__Exercise inputs__
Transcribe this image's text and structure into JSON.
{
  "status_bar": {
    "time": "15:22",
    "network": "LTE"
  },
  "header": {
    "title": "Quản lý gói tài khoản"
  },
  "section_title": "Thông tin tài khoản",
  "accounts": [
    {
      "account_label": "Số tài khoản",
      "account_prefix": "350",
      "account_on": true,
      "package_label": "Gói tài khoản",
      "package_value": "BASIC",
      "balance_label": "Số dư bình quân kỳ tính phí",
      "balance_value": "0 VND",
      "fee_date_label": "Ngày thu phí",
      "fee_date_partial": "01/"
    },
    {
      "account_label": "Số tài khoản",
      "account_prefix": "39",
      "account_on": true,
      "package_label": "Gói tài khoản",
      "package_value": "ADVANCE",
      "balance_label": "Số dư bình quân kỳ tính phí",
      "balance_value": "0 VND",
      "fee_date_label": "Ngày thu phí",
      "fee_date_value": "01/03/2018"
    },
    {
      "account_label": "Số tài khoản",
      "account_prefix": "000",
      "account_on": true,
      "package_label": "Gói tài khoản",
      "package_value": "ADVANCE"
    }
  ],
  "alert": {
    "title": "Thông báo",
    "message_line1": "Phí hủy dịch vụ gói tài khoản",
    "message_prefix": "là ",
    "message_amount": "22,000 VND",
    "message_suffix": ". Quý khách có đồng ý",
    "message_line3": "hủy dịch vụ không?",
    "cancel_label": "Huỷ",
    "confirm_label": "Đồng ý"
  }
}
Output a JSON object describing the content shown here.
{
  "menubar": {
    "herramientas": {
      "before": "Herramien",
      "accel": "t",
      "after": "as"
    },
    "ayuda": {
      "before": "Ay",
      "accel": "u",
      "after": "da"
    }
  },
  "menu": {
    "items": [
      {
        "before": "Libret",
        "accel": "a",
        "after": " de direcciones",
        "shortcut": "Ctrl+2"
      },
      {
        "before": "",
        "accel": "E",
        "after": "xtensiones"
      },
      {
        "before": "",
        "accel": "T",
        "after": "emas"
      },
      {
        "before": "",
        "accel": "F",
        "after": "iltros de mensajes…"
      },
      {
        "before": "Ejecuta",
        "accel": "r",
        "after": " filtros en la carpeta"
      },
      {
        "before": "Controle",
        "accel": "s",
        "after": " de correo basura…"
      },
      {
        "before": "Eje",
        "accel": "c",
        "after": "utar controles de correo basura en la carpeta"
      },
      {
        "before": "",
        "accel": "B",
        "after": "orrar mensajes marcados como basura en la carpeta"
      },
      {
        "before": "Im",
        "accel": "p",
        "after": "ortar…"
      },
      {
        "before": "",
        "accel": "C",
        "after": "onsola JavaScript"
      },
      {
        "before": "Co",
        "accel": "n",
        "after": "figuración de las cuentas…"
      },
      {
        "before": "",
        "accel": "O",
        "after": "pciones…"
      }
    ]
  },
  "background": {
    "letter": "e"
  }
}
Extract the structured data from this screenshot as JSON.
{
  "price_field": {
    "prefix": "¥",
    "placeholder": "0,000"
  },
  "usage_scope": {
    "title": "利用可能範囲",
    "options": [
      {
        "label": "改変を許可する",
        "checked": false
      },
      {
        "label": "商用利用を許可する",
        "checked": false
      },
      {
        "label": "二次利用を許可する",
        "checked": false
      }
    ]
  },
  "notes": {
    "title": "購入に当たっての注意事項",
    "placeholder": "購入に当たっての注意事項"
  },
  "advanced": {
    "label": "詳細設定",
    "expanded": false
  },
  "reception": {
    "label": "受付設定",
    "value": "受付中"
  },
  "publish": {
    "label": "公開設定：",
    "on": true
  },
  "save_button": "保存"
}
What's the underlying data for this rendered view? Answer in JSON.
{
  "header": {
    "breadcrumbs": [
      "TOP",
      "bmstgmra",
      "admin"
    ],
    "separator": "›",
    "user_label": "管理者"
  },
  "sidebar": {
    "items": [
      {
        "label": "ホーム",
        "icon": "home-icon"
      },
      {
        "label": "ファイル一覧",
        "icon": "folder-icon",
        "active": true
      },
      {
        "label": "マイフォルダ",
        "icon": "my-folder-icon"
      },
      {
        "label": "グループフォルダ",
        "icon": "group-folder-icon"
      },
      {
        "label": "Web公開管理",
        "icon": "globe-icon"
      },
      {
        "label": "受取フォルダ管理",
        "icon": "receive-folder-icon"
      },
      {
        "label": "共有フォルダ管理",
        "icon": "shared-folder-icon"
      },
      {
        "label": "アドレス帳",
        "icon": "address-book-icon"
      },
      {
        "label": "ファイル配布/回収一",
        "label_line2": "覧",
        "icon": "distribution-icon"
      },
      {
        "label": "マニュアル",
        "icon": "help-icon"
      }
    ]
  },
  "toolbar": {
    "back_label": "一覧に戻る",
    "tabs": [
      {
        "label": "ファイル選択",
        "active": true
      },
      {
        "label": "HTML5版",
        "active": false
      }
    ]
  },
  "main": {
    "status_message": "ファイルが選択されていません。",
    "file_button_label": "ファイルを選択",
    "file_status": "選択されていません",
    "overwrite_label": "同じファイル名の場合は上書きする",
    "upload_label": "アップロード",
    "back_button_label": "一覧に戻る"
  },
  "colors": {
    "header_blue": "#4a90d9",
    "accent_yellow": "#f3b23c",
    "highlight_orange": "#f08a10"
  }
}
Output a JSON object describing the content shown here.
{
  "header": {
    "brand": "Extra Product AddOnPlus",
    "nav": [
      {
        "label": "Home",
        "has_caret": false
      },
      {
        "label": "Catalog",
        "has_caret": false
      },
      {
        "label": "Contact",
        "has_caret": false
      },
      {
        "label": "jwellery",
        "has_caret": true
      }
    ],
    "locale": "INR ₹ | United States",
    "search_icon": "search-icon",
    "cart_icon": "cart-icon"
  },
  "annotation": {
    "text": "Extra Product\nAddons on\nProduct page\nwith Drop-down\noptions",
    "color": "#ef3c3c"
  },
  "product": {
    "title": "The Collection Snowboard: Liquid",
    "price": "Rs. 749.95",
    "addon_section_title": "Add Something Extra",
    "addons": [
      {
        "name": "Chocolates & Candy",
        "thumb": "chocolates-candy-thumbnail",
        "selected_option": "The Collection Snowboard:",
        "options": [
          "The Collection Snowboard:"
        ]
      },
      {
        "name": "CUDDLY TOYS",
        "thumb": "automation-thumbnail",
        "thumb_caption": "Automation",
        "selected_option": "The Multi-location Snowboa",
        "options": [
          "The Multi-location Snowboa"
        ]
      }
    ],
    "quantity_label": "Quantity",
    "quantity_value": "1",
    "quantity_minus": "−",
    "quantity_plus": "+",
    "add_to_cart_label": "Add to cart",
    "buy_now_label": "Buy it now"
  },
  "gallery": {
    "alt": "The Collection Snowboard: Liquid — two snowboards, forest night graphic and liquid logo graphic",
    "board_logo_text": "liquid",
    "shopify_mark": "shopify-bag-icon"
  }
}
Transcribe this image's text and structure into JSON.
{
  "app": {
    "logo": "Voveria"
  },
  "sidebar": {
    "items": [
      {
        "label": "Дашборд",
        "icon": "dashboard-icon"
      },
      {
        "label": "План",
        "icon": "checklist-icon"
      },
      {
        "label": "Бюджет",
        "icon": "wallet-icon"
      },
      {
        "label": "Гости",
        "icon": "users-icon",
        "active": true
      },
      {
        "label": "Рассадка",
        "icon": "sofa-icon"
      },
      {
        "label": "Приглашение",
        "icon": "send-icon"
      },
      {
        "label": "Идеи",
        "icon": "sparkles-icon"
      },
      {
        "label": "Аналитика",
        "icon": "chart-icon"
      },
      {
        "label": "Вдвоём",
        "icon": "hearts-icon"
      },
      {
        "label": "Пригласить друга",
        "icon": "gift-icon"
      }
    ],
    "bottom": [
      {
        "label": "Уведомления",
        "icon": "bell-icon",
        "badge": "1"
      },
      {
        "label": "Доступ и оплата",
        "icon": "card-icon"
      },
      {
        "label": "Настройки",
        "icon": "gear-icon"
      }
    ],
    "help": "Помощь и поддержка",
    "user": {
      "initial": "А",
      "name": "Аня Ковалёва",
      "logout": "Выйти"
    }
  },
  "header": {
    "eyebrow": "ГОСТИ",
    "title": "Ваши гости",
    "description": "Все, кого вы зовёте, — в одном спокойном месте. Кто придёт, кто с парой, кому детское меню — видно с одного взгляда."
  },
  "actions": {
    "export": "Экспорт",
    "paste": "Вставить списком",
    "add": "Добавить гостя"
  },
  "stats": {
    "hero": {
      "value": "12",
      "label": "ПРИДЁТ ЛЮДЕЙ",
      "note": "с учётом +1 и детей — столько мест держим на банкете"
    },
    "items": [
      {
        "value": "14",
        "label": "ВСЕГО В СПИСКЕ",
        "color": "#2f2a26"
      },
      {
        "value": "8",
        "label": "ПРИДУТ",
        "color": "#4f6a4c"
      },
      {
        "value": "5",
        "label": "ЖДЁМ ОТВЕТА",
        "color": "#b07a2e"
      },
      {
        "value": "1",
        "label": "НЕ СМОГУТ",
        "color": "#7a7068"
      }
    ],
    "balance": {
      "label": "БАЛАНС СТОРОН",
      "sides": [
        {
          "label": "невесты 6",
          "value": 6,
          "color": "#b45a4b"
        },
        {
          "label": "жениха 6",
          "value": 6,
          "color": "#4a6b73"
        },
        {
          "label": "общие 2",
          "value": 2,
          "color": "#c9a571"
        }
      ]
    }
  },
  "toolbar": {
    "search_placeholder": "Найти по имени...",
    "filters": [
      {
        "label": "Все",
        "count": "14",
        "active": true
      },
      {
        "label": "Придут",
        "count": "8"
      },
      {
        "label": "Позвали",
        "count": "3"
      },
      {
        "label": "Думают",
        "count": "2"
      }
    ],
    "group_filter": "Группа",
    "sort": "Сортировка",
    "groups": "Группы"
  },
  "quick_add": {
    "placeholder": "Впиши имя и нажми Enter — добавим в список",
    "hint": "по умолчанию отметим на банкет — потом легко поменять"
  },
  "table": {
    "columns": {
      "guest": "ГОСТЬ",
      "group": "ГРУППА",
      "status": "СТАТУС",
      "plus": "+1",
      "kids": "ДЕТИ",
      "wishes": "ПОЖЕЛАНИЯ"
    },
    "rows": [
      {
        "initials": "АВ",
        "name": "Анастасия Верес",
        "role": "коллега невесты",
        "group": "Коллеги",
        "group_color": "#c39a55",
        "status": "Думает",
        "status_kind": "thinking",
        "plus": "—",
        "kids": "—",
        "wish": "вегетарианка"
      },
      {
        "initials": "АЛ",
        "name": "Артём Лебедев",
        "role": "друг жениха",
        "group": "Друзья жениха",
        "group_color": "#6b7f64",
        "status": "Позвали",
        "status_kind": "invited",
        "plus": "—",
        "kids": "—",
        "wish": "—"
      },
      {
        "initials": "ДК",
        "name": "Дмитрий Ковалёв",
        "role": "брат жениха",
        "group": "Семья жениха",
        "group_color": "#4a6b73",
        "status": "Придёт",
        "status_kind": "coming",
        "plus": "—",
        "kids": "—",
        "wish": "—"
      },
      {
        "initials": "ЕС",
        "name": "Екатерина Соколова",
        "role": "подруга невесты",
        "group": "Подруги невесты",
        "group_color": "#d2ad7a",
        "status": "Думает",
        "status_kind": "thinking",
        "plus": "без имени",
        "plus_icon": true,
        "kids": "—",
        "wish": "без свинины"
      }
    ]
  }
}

__Request__
Search the data for "Collection". Copy every matching line.

__Result of the task__
    "title": "The Collection Snowboard: Liquid",
        "selected_option": "The Collection Snowboard:",
          "The Collection Snowboard:"
    "alt": "The Collection Snowboard: Liquid — two snowboards, forest night graphic and liquid logo graphic",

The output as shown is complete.